REQUIRED TASK :: Both ends included, set down the lines from the line containing "Output the text content of this document." through the last line of the records below, without pictures.

Rows from a dataset ::
|---|

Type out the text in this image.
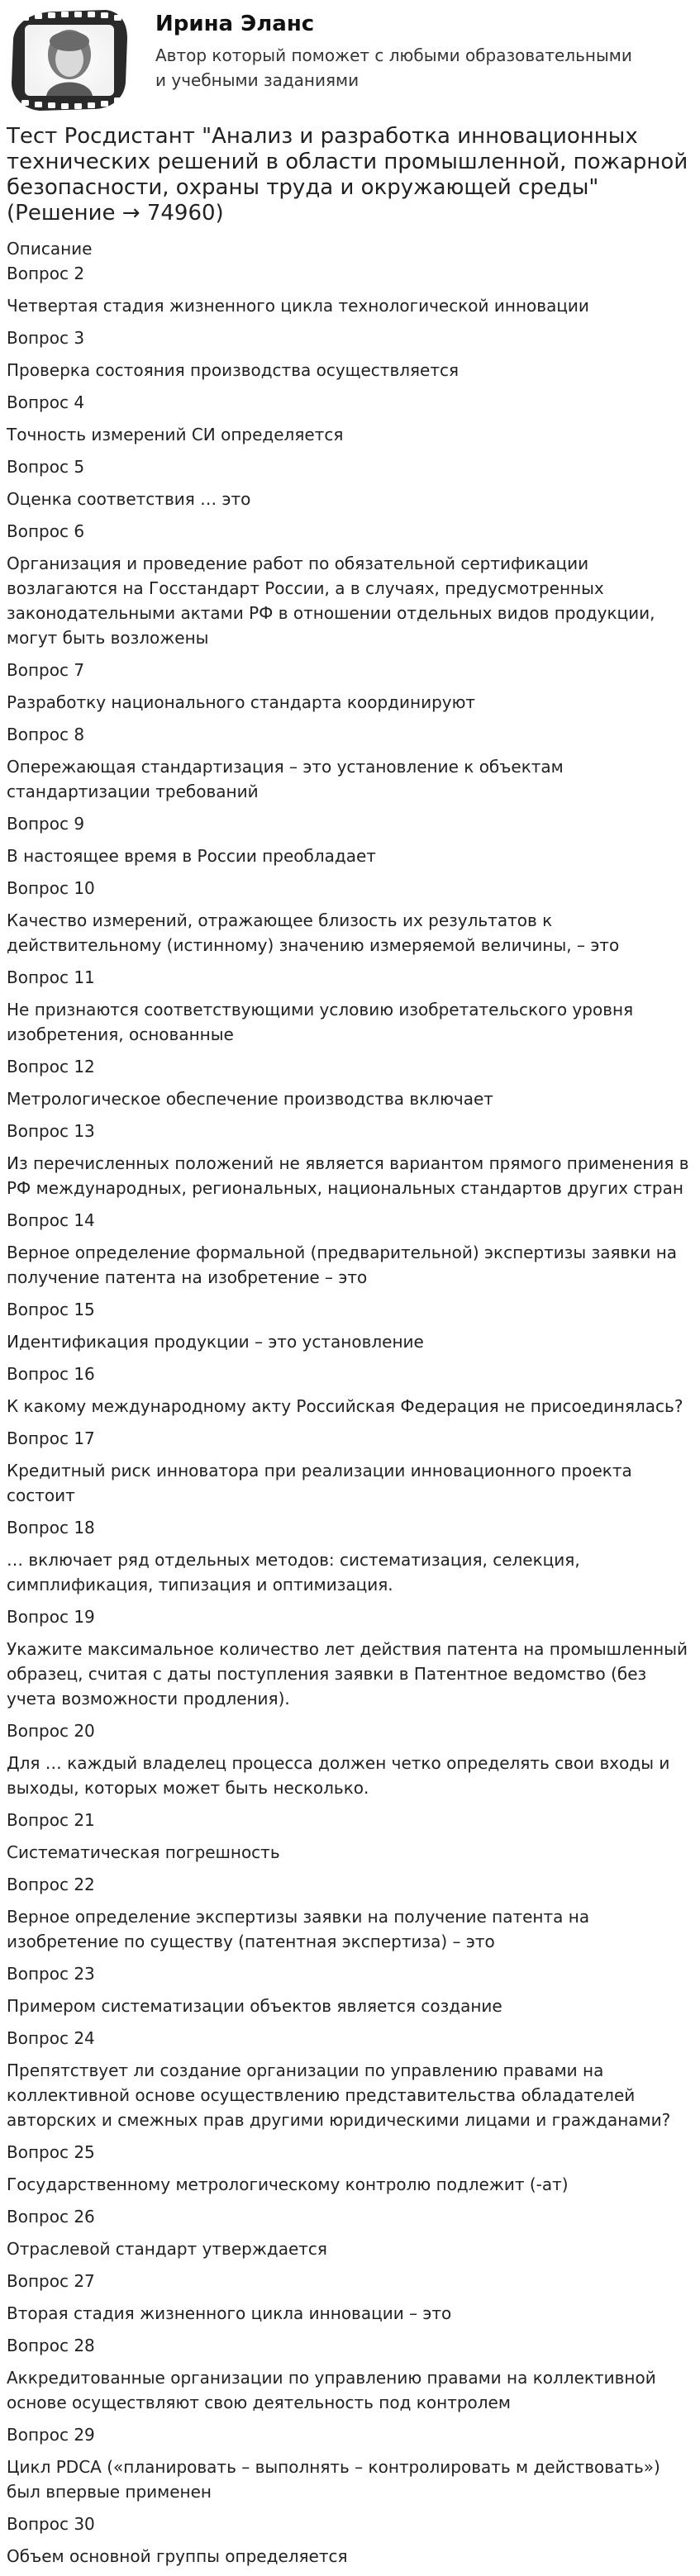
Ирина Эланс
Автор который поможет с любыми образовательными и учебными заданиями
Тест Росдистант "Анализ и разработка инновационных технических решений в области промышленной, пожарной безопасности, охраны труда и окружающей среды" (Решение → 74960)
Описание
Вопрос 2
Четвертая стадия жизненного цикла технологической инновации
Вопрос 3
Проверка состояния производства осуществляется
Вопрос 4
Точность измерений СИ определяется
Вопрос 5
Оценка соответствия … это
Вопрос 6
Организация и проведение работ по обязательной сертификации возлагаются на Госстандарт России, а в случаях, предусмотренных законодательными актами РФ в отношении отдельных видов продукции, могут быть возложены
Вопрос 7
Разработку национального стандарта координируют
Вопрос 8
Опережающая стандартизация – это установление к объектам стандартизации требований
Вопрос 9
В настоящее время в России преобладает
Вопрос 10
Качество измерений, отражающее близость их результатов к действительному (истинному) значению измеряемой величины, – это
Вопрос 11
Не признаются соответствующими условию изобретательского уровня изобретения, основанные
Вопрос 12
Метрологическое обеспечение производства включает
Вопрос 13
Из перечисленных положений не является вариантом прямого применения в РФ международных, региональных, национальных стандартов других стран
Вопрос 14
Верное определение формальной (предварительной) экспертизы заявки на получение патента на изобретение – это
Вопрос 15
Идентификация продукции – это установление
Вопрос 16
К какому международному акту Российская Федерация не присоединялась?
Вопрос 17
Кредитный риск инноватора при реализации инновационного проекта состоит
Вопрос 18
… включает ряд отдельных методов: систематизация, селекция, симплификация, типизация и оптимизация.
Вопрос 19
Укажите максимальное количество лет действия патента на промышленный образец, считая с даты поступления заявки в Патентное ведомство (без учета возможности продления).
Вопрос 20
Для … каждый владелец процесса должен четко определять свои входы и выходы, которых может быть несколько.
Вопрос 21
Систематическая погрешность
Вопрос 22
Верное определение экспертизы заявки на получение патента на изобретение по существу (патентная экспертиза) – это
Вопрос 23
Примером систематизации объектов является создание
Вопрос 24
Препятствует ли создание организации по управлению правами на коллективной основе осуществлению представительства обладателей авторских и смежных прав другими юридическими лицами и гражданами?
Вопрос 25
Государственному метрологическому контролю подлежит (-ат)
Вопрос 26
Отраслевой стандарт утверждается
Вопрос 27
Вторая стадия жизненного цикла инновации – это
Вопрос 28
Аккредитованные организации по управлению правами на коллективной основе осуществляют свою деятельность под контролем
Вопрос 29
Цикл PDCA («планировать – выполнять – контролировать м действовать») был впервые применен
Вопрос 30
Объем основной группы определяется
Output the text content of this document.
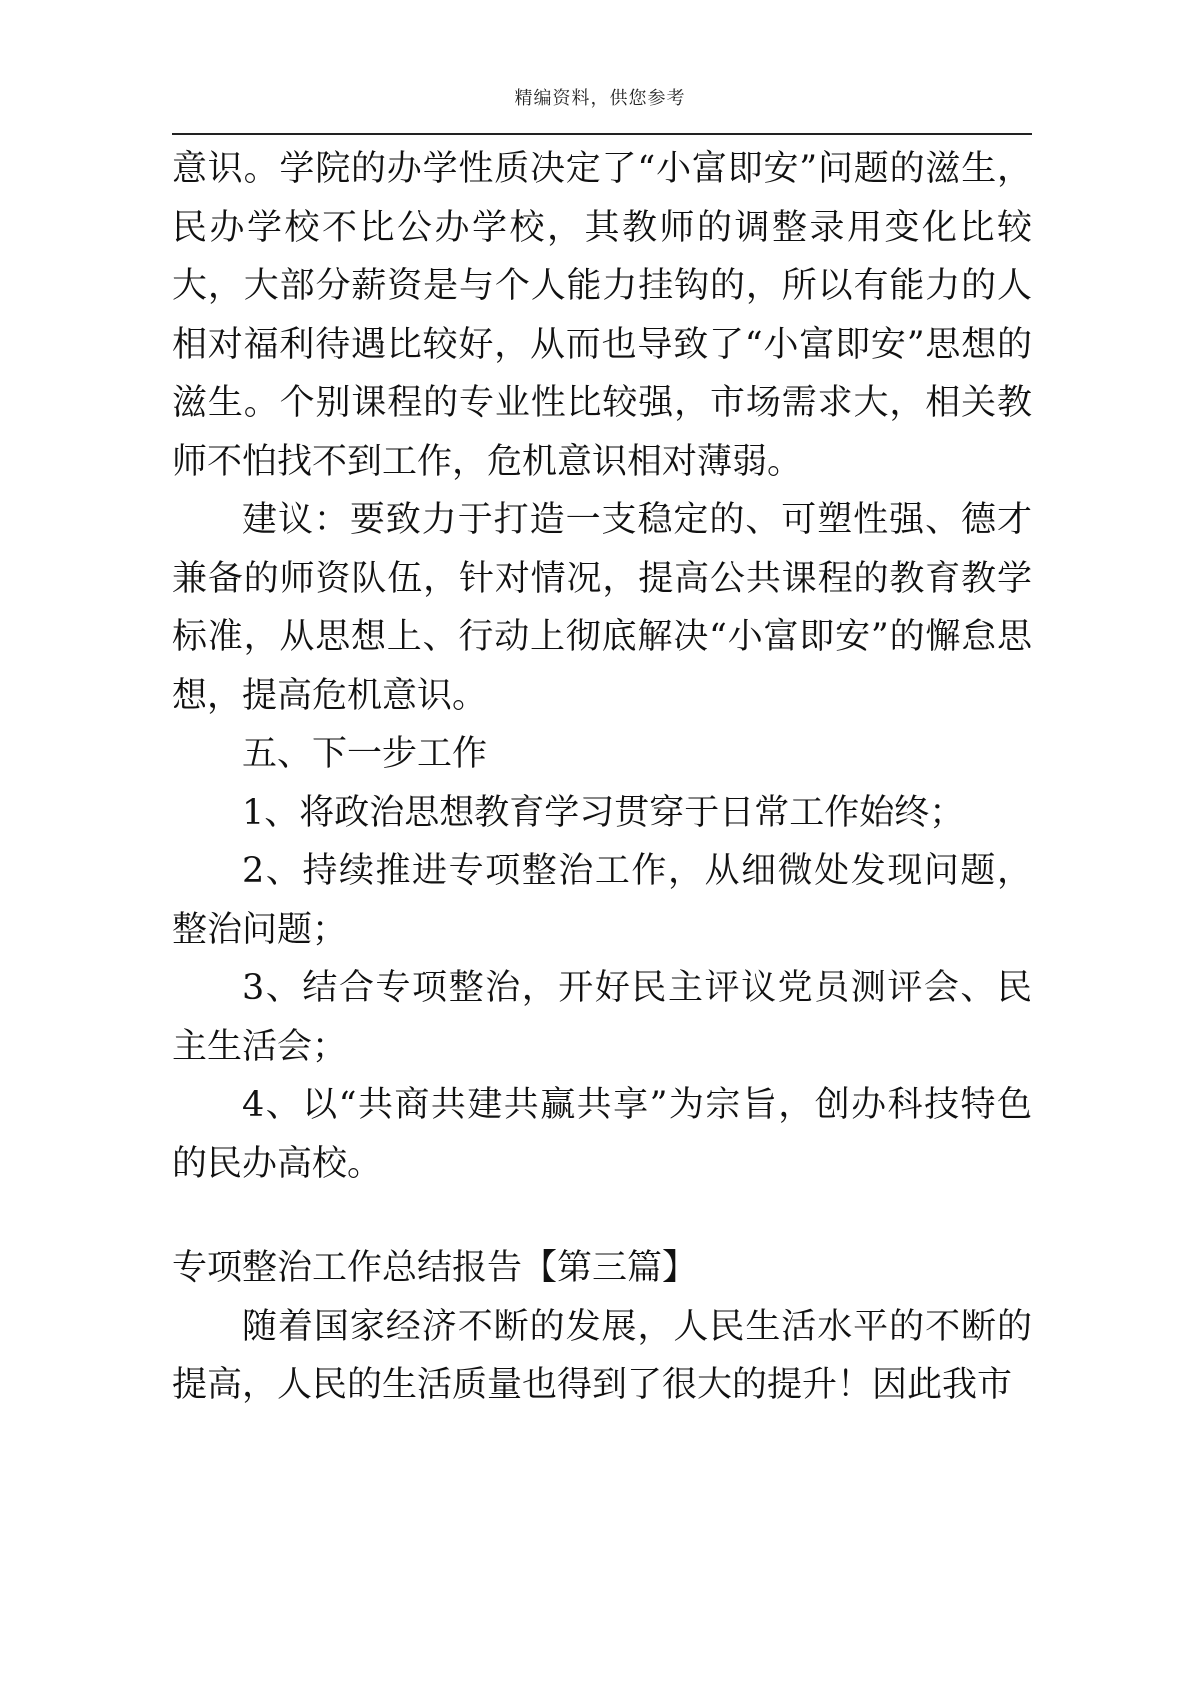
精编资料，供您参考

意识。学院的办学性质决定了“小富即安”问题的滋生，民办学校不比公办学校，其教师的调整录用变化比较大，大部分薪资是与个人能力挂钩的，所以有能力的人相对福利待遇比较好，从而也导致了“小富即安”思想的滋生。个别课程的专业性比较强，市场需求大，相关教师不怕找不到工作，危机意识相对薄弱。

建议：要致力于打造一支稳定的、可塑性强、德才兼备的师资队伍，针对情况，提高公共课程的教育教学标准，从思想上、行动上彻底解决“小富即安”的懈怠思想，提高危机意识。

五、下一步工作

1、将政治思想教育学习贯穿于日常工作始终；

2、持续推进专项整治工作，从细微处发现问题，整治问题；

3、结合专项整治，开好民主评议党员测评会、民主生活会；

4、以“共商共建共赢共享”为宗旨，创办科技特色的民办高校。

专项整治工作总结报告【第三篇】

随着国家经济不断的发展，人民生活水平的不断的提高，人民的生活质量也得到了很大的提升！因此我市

|---|

PROBLEM SOLUTION ::
Output the text content of this document.
精编资料，供您参考

意识。学院的办学性质决定了“小富即安”问题的滋生，民办学校不比公办学校，其教师的调整录用变化比较大，大部分薪资是与个人能力挂钩的，所以有能力的人相对福利待遇比较好，从而也导致了“小富即安”思想的滋生。个别课程的专业性比较强，市场需求大，相关教师不怕找不到工作，危机意识相对薄弱。

建议：要致力于打造一支稳定的、可塑性强、德才兼备的师资队伍，针对情况，提高公共课程的教育教学标准，从思想上、行动上彻底解决“小富即安”的懈怠思想，提高危机意识。

五、下一步工作

1、将政治思想教育学习贯穿于日常工作始终；

2、持续推进专项整治工作，从细微处发现问题，整治问题；

3、结合专项整治，开好民主评议党员测评会、民主生活会；

4、以“共商共建共赢共享”为宗旨，创办科技特色的民办高校。

专项整治工作总结报告【第三篇】

随着国家经济不断的发展，人民生活水平的不断的提高，人民的生活质量也得到了很大的提升！因此我市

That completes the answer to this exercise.